* [Reading text]
Mar. 17, 2016 3:09 pm, Updated: Mar. 17, 2016 4:23 pm
NEW YORK - Here's how not to make the NCAA Wrestling Championships the biggest thing in town:
1. Hold it in midtown Manhattan.
2. Hold it in midtown Manhattan on St. Patrick's Day.
Via the arena's signage and people outside it wearing school colors, you could tell the NCAAs were going on in Madison Square Garden Thursday afternoon. But they were dwarfed by far more people walking by on the streets who faithfully observed the wearin' o' the green.
They were either heading to the St. Patrick's Day Parade 10 blocks north of the Garden or to a nearby pub for some corned beef and cabbage. And, quite possibly, a pint or three of Guinness or Smithwick's.
For Iowans and Iowa fans who go to the national tourney no matter the site, this one is a little different. Er, a lot different.
'One time here is probably all right,” said Al Cook of Manchester. 'But a better site would be St. Louis, or Oklahoma City.”
That seemed to be the consensus of the Hawkeye fans I met outside the Garden an hour before the 125-pound matches opened this event. They love St. Louis - which will again host the tourney in 2017 - as the venue. New York City?
'There aren't 20 people in the city who know wrestling's going on here,” said Kevin Azinger of Pella, a former assistant wrestling coach at Central College who has been to all but three NCAA Championships since 1982.
'I think it's a great opportunity for the sport to get shown off in a major city like this. But the hotels, the restaurants don't know what's going on. The evening news last night didn't have a word about it.”
Hawkeye fan Randy Martin of Lakeville, Minn., called holding this tourney here 'unique.”
'Hey, you can see the Empire State Building from right here,” Martin said while standing outside the Garden Thursday morning. 'It's a memory. That's the key. This will be a memory.”

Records

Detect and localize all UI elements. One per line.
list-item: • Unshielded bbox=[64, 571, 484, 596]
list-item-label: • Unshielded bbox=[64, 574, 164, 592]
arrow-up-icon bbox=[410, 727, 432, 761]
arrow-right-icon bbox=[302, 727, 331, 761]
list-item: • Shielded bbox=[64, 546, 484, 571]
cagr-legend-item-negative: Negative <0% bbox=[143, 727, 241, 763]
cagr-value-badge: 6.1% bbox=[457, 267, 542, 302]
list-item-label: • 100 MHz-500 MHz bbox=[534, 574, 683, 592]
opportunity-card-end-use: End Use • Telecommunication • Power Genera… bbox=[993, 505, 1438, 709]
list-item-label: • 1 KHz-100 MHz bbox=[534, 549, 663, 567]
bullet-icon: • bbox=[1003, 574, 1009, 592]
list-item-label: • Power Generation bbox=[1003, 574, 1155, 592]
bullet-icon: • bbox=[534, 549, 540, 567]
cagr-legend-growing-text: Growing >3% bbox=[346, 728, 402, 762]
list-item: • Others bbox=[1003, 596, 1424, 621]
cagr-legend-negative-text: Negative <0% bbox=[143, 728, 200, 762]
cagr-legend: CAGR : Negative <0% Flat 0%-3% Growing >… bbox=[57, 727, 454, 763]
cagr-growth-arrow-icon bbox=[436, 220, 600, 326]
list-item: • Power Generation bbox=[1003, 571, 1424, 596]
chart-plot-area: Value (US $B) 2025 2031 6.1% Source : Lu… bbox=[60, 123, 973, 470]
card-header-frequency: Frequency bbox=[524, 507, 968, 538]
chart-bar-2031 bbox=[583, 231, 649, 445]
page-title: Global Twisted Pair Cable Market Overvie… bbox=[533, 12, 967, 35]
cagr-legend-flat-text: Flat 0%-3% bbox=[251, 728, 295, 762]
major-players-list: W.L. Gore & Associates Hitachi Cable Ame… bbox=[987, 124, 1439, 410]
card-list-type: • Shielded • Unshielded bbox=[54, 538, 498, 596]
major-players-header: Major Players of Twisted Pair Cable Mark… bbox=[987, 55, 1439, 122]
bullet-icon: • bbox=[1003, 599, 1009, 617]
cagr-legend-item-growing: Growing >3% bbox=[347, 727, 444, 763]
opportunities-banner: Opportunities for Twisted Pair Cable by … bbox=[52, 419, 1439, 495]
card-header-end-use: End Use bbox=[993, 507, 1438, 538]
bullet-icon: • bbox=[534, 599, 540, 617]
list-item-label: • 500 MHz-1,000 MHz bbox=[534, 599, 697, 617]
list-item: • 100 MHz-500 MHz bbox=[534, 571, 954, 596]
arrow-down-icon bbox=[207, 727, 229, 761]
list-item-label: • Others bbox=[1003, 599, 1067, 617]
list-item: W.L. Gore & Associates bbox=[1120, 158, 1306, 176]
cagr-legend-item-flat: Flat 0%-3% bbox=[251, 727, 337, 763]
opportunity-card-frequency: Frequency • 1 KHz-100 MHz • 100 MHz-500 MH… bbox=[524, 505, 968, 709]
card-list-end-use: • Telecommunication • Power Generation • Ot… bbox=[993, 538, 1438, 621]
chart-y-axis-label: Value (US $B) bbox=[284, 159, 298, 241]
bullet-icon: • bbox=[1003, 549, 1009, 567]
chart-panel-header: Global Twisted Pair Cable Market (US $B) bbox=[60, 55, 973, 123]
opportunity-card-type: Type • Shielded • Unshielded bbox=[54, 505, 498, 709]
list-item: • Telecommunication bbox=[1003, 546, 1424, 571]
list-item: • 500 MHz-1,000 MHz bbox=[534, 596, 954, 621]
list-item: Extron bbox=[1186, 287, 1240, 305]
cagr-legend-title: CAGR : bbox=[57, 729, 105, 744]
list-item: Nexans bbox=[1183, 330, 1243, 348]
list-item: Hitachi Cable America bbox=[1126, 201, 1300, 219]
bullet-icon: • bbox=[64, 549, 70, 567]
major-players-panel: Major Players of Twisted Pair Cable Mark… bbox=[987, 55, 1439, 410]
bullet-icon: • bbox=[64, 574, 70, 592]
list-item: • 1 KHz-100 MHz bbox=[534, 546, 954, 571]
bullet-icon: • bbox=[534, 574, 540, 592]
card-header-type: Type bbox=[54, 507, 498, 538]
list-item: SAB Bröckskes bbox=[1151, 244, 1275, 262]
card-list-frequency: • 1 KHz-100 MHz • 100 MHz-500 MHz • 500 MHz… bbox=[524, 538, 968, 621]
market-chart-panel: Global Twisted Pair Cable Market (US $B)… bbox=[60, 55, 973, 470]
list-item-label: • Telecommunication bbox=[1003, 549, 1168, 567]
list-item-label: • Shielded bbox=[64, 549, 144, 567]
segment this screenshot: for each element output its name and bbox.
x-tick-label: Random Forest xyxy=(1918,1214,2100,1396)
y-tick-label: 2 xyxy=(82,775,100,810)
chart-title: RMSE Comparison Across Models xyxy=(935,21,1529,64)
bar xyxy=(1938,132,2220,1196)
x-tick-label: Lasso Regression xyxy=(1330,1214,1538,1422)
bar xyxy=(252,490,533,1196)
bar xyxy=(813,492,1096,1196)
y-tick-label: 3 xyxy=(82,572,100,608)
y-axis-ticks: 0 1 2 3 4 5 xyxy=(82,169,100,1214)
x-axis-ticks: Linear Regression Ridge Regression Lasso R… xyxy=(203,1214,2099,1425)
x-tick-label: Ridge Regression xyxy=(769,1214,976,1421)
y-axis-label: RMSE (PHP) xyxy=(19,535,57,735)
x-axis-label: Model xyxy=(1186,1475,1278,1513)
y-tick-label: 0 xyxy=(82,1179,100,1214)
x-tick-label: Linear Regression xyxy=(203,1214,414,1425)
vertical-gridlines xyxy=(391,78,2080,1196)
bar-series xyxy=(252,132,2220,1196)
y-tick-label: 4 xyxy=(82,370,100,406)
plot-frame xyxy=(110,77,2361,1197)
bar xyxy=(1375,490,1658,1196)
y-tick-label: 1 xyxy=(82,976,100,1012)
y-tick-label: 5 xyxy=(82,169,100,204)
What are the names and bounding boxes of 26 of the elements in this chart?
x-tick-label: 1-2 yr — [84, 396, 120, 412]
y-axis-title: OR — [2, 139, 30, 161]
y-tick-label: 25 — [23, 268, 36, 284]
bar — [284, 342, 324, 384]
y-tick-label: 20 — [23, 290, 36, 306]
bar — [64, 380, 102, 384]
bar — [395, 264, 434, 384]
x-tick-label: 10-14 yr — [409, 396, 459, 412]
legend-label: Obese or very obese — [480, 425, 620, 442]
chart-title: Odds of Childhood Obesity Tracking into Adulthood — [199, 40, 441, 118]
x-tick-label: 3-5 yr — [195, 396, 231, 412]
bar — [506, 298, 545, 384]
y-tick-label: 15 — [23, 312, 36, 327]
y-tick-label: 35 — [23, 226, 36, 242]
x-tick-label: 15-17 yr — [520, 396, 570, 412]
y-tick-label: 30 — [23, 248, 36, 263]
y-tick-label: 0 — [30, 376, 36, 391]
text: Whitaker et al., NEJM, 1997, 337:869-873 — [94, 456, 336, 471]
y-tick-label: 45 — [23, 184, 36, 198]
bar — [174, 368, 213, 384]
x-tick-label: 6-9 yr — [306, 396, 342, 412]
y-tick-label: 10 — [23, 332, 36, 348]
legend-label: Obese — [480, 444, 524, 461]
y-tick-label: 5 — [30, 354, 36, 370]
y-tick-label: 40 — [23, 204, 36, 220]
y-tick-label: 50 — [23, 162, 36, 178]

* [Directives]
**A.** Translate this sentence from the wrestling article into Spanish: "For Iowans and Iowa fans who go to the national tourney no matter the site, this one is a little different."
**B.** From the wrestling article, pull out word for word the stretch from "2. Hold it in" through "Guinness or Smithwick's.".

* [Replies]
**A.** Para los habitantes de Iowa y los aficionados de Iowa que van al torneo nacional sin importar la sede, este es un poco diferente.

**B.**
2. Hold it in midtown Manhattan on St. Patrick's Day.
Via the arena's signage and people outside it wearing school colors, you could tell the NCAAs were going on in Madison Square Garden Thursday afternoon. But they were dwarfed by far more people walking by on the streets who faithfully observed the wearin' o' the green.
They were either heading to the St. Patrick's Day Parade 10 blocks north of the Garden or to a nearby pub for some corned beef and cabbage. And, quite possibly, a pint or three of Guinness or Smithwick's.